[INSTRUCTIONS FOR THE TASK]
Each entry below is to be given again word for word, with no pictures.

::: DATA ENTRIES

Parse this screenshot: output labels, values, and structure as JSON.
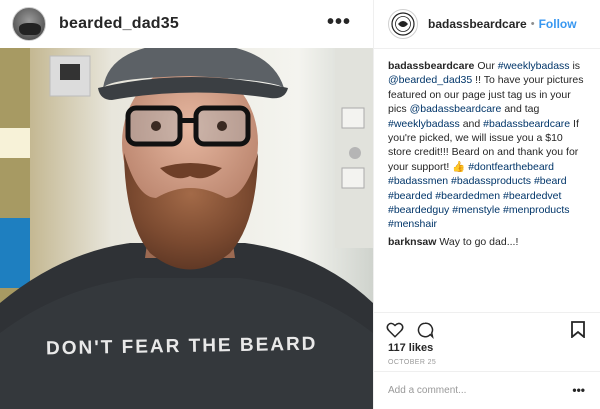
{
  "post": {
    "username": "bearded_dad35",
    "shirt_text": "DON'T FEAR THE BEARD"
  },
  "sidebar": {
    "account": "badassbeardcare",
    "dot": "•",
    "follow_label": "Follow",
    "caption": {
      "parts": [
        {
          "t": "Our ",
          "h": false
        },
        {
          "t": "#weeklybadass",
          "h": true
        },
        {
          "t": " is ",
          "h": false
        },
        {
          "t": "@bearded_dad35",
          "h": true
        },
        {
          "t": " !! To have your pictures featured on our page just tag us in your pics ",
          "h": false
        },
        {
          "t": "@badassbeardcare",
          "h": true
        },
        {
          "t": " and tag ",
          "h": false
        },
        {
          "t": "#weeklybadass",
          "h": true
        },
        {
          "t": " and ",
          "h": false
        },
        {
          "t": "#badassbeardcare",
          "h": true
        },
        {
          "t": " If you're picked, we will issue you a $10 store credit!!! Beard on and thank you for your support! 👍 ",
          "h": false
        },
        {
          "t": "#dontfearthebeard",
          "h": true
        },
        {
          "t": " ",
          "h": false
        },
        {
          "t": "#badassmen",
          "h": true
        },
        {
          "t": " ",
          "h": false
        },
        {
          "t": "#badassproducts",
          "h": true
        },
        {
          "t": " ",
          "h": false
        },
        {
          "t": "#beard",
          "h": true
        },
        {
          "t": " ",
          "h": false
        },
        {
          "t": "#bearded",
          "h": true
        },
        {
          "t": " ",
          "h": false
        },
        {
          "t": "#beardedmen",
          "h": true
        },
        {
          "t": " ",
          "h": false
        },
        {
          "t": "#beardedvet",
          "h": true
        },
        {
          "t": " ",
          "h": false
        },
        {
          "t": "#beardedguy",
          "h": true
        },
        {
          "t": " ",
          "h": false
        },
        {
          "t": "#menstyle",
          "h": true
        },
        {
          "t": " ",
          "h": false
        },
        {
          "t": "#menproducts",
          "h": true
        },
        {
          "t": " ",
          "h": false
        },
        {
          "t": "#menshair",
          "h": true
        }
      ]
    },
    "comment": {
      "user": "barknsaw",
      "text": "Way to go dad...!"
    },
    "likes": "117 likes",
    "date": "OCTOBER 25",
    "add_comment_placeholder": "Add a comment...",
    "more_glyph": "•••",
    "colors": {
      "link": "#3897f0",
      "hashtag": "#003569",
      "muted": "#999999"
    }
  },
  "icons": [
    "more-options-icon",
    "heart-icon",
    "comment-icon",
    "bookmark-icon",
    "account-avatar-icon"
  ]
}
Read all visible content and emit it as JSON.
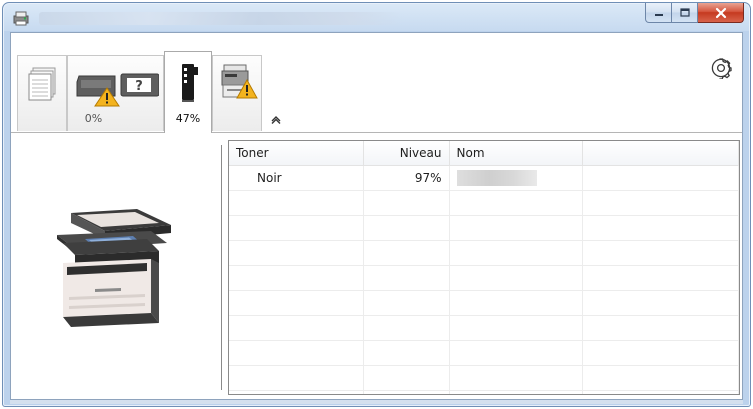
{
  "window": {
    "title": "",
    "controls": {
      "minimize": "—",
      "maximize": "□",
      "close": "✕"
    }
  },
  "tabs": [
    {
      "id": "jobs",
      "icon": "document-stack-icon",
      "level": ""
    },
    {
      "id": "paper",
      "icon": "paper-tray-warning-icon",
      "level": "0%"
    },
    {
      "id": "toner",
      "icon": "toner-cartridge-icon",
      "level": "47%",
      "active": true
    },
    {
      "id": "device",
      "icon": "printer-warning-icon",
      "level": ""
    }
  ],
  "toolbar": {
    "settings_icon": "gear-icon",
    "collapse_icon": "chevron-up-icon"
  },
  "table": {
    "headers": [
      "Toner",
      "Niveau",
      "Nom",
      ""
    ],
    "rows": [
      [
        "Noir",
        "97%",
        "",
        ""
      ]
    ],
    "empty_rows": 9
  },
  "device_image": "multifunction-printer-image",
  "colors": {
    "accent": "#3c7fd6",
    "warning": "#f3b31e",
    "close_button": "#c53a20",
    "frame": "#bcd2ec"
  }
}
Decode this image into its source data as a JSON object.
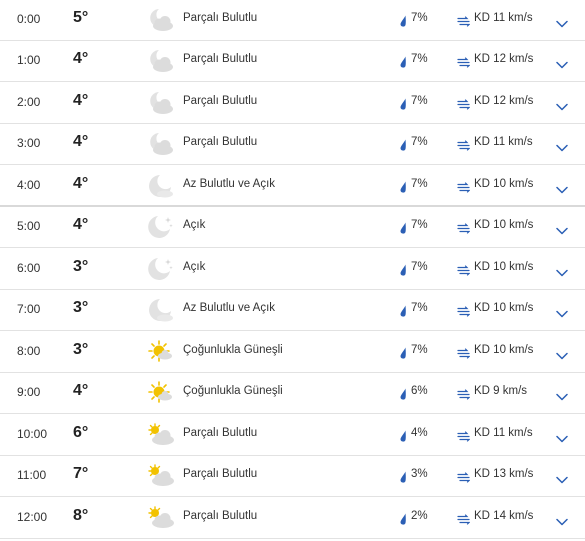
{
  "rows": [
    {
      "time": "0:00",
      "temp": "5°",
      "icon": "partly-cloudy-night-icon",
      "condition": "Parçalı Bulutlu",
      "precip": "7%",
      "wind": "KD 11 km/s"
    },
    {
      "time": "1:00",
      "temp": "4°",
      "icon": "partly-cloudy-night-icon",
      "condition": "Parçalı Bulutlu",
      "precip": "7%",
      "wind": "KD 12 km/s"
    },
    {
      "time": "2:00",
      "temp": "4°",
      "icon": "partly-cloudy-night-icon",
      "condition": "Parçalı Bulutlu",
      "precip": "7%",
      "wind": "KD 12 km/s"
    },
    {
      "time": "3:00",
      "temp": "4°",
      "icon": "partly-cloudy-night-icon",
      "condition": "Parçalı Bulutlu",
      "precip": "7%",
      "wind": "KD 11 km/s"
    },
    {
      "time": "4:00",
      "temp": "4°",
      "icon": "mostly-clear-night-icon",
      "condition": "Az Bulutlu ve Açık",
      "precip": "7%",
      "wind": "KD 10 km/s"
    },
    {
      "time": "5:00",
      "temp": "4°",
      "icon": "clear-night-icon",
      "condition": "Açık",
      "precip": "7%",
      "wind": "KD 10 km/s"
    },
    {
      "time": "6:00",
      "temp": "3°",
      "icon": "clear-night-icon",
      "condition": "Açık",
      "precip": "7%",
      "wind": "KD 10 km/s"
    },
    {
      "time": "7:00",
      "temp": "3°",
      "icon": "mostly-clear-night-icon",
      "condition": "Az Bulutlu ve Açık",
      "precip": "7%",
      "wind": "KD 10 km/s"
    },
    {
      "time": "8:00",
      "temp": "3°",
      "icon": "mostly-sunny-icon",
      "condition": "Çoğunlukla Güneşli",
      "precip": "7%",
      "wind": "KD 10 km/s"
    },
    {
      "time": "9:00",
      "temp": "4°",
      "icon": "mostly-sunny-icon",
      "condition": "Çoğunlukla Güneşli",
      "precip": "6%",
      "wind": "KD 9 km/s"
    },
    {
      "time": "10:00",
      "temp": "6°",
      "icon": "partly-cloudy-day-icon",
      "condition": "Parçalı Bulutlu",
      "precip": "4%",
      "wind": "KD 11 km/s"
    },
    {
      "time": "11:00",
      "temp": "7°",
      "icon": "partly-cloudy-day-icon",
      "condition": "Parçalı Bulutlu",
      "precip": "3%",
      "wind": "KD 13 km/s"
    },
    {
      "time": "12:00",
      "temp": "8°",
      "icon": "partly-cloudy-day-icon",
      "condition": "Parçalı Bulutlu",
      "precip": "2%",
      "wind": "KD 14 km/s"
    }
  ],
  "colors": {
    "drop": "#2b5fb5",
    "wind_icon": "#2b5fb5",
    "chevron": "#2b5fb5",
    "sun": "#f2c200",
    "moon": "#e2e2e2",
    "cloud": "#dcdcdc",
    "divider": "#e2e2e2"
  }
}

::::::

[THE SOLUTION]
Parse this screenshot: output labels, values, and structure as JSON.
{
  "post": {
    "username": "bearded_dad35",
    "shirt_text": "DON'T FEAR THE BEARD"
  },
  "sidebar": {
    "account": "badassbeardcare",
    "dot": "•",
    "follow_label": "Follow",
    "caption": {
      "parts": [
        {
          "t": "Our ",
          "h": false
        },
        {
          "t": "#weeklybadass",
          "h": true
        },
        {
          "t": " is ",
          "h": false
        },
        {
          "t": "@bearded_dad35",
          "h": true
        },
        {
          "t": " !! To have your pictures featured on our page just tag us in your pics ",
          "h": false
        },
        {
          "t": "@badassbeardcare",
          "h": true
        },
        {
          "t": " and tag ",
          "h": false
        },
        {
          "t": "#weeklybadass",
          "h": true
        },
        {
          "t": " and ",
          "h": false
        },
        {
          "t": "#badassbeardcare",
          "h": true
        },
        {
          "t": " If you're picked, we will issue you a $10 store credit!!! Beard on and thank you for your support! 👍 ",
          "h": false
        },
        {
          "t": "#dontfearthebeard",
          "h": true
        },
        {
          "t": " ",
          "h": false
        },
        {
          "t": "#badassmen",
          "h": true
        },
        {
          "t": " ",
          "h": false
        },
        {
          "t": "#badassproducts",
          "h": true
        },
        {
          "t": " ",
          "h": false
        },
        {
          "t": "#beard",
          "h": true
        },
        {
          "t": " ",
          "h": false
        },
        {
          "t": "#bearded",
          "h": true
        },
        {
          "t": " ",
          "h": false
        },
        {
          "t": "#beardedmen",
          "h": true
        },
        {
          "t": " ",
          "h": false
        },
        {
          "t": "#beardedvet",
          "h": true
        },
        {
          "t": " ",
          "h": false
        },
        {
          "t": "#beardedguy",
          "h": true
        },
        {
          "t": " ",
          "h": false
        },
        {
          "t": "#menstyle",
          "h": true
        },
        {
          "t": " ",
          "h": false
        },
        {
          "t": "#menproducts",
          "h": true
        },
        {
          "t": " ",
          "h": false
        },
        {
          "t": "#menshair",
          "h": true
        }
      ]
    },
    "comment": {
      "user": "barknsaw",
      "text": "Way to go dad...!"
    },
    "likes": "117 likes",
    "date": "OCTOBER 25",
    "add_comment_placeholder": "Add a comment...",
    "more_glyph": "•••",
    "colors": {
      "link": "#3897f0",
      "hashtag": "#003569",
      "muted": "#999999"
    }
  },
  "icons": [
    "more-options-icon",
    "heart-icon",
    "comment-icon",
    "bookmark-icon",
    "account-avatar-icon"
  ]
}
Read all visible content and emit it as JSON.
{
  "window": {
    "title": "",
    "controls": {
      "minimize": "—",
      "maximize": "□",
      "close": "✕"
    }
  },
  "tabs": [
    {
      "id": "jobs",
      "icon": "document-stack-icon",
      "level": ""
    },
    {
      "id": "paper",
      "icon": "paper-tray-warning-icon",
      "level": "0%"
    },
    {
      "id": "toner",
      "icon": "toner-cartridge-icon",
      "level": "47%",
      "active": true
    },
    {
      "id": "device",
      "icon": "printer-warning-icon",
      "level": ""
    }
  ],
  "toolbar": {
    "settings_icon": "gear-icon",
    "collapse_icon": "chevron-up-icon"
  },
  "table": {
    "headers": [
      "Toner",
      "Niveau",
      "Nom",
      ""
    ],
    "rows": [
      [
        "Noir",
        "97%",
        "",
        ""
      ]
    ],
    "empty_rows": 9
  },
  "device_image": "multifunction-printer-image",
  "colors": {
    "accent": "#3c7fd6",
    "warning": "#f3b31e",
    "close_button": "#c53a20",
    "frame": "#bcd2ec"
  }
}
Decode this image into its source data as a JSON object.
{
  "rows": [
    {
      "time": "0:00",
      "temp": "5°",
      "icon": "partly-cloudy-night-icon",
      "condition": "Parçalı Bulutlu",
      "precip": "7%",
      "wind": "KD 11 km/s"
    },
    {
      "time": "1:00",
      "temp": "4°",
      "icon": "partly-cloudy-night-icon",
      "condition": "Parçalı Bulutlu",
      "precip": "7%",
      "wind": "KD 12 km/s"
    },
    {
      "time": "2:00",
      "temp": "4°",
      "icon": "partly-cloudy-night-icon",
      "condition": "Parçalı Bulutlu",
      "precip": "7%",
      "wind": "KD 12 km/s"
    },
    {
      "time": "3:00",
      "temp": "4°",
      "icon": "partly-cloudy-night-icon",
      "condition": "Parçalı Bulutlu",
      "precip": "7%",
      "wind": "KD 11 km/s"
    },
    {
      "time": "4:00",
      "temp": "4°",
      "icon": "mostly-clear-night-icon",
      "condition": "Az Bulutlu ve Açık",
      "precip": "7%",
      "wind": "KD 10 km/s"
    },
    {
      "time": "5:00",
      "temp": "4°",
      "icon": "clear-night-icon",
      "condition": "Açık",
      "precip": "7%",
      "wind": "KD 10 km/s"
    },
    {
      "time": "6:00",
      "temp": "3°",
      "icon": "clear-night-icon",
      "condition": "Açık",
      "precip": "7%",
      "wind": "KD 10 km/s"
    },
    {
      "time": "7:00",
      "temp": "3°",
      "icon": "mostly-clear-night-icon",
      "condition": "Az Bulutlu ve Açık",
      "precip": "7%",
      "wind": "KD 10 km/s"
    },
    {
      "time": "8:00",
      "temp": "3°",
      "icon": "mostly-sunny-icon",
      "condition": "Çoğunlukla Güneşli",
      "precip": "7%",
      "wind": "KD 10 km/s"
    },
    {
      "time": "9:00",
      "temp": "4°",
      "icon": "mostly-sunny-icon",
      "condition": "Çoğunlukla Güneşli",
      "precip": "6%",
      "wind": "KD 9 km/s"
    },
    {
      "time": "10:00",
      "temp": "6°",
      "icon": "partly-cloudy-day-icon",
      "condition": "Parçalı Bulutlu",
      "precip": "4%",
      "wind": "KD 11 km/s"
    },
    {
      "time": "11:00",
      "temp": "7°",
      "icon": "partly-cloudy-day-icon",
      "condition": "Parçalı Bulutlu",
      "precip": "3%",
      "wind": "KD 13 km/s"
    },
    {
      "time": "12:00",
      "temp": "8°",
      "icon": "partly-cloudy-day-icon",
      "condition": "Parçalı Bulutlu",
      "precip": "2%",
      "wind": "KD 14 km/s"
    }
  ],
  "colors": {
    "drop": "#2b5fb5",
    "wind_icon": "#2b5fb5",
    "chevron": "#2b5fb5",
    "sun": "#f2c200",
    "moon": "#e2e2e2",
    "cloud": "#dcdcdc",
    "divider": "#e2e2e2"
  }
}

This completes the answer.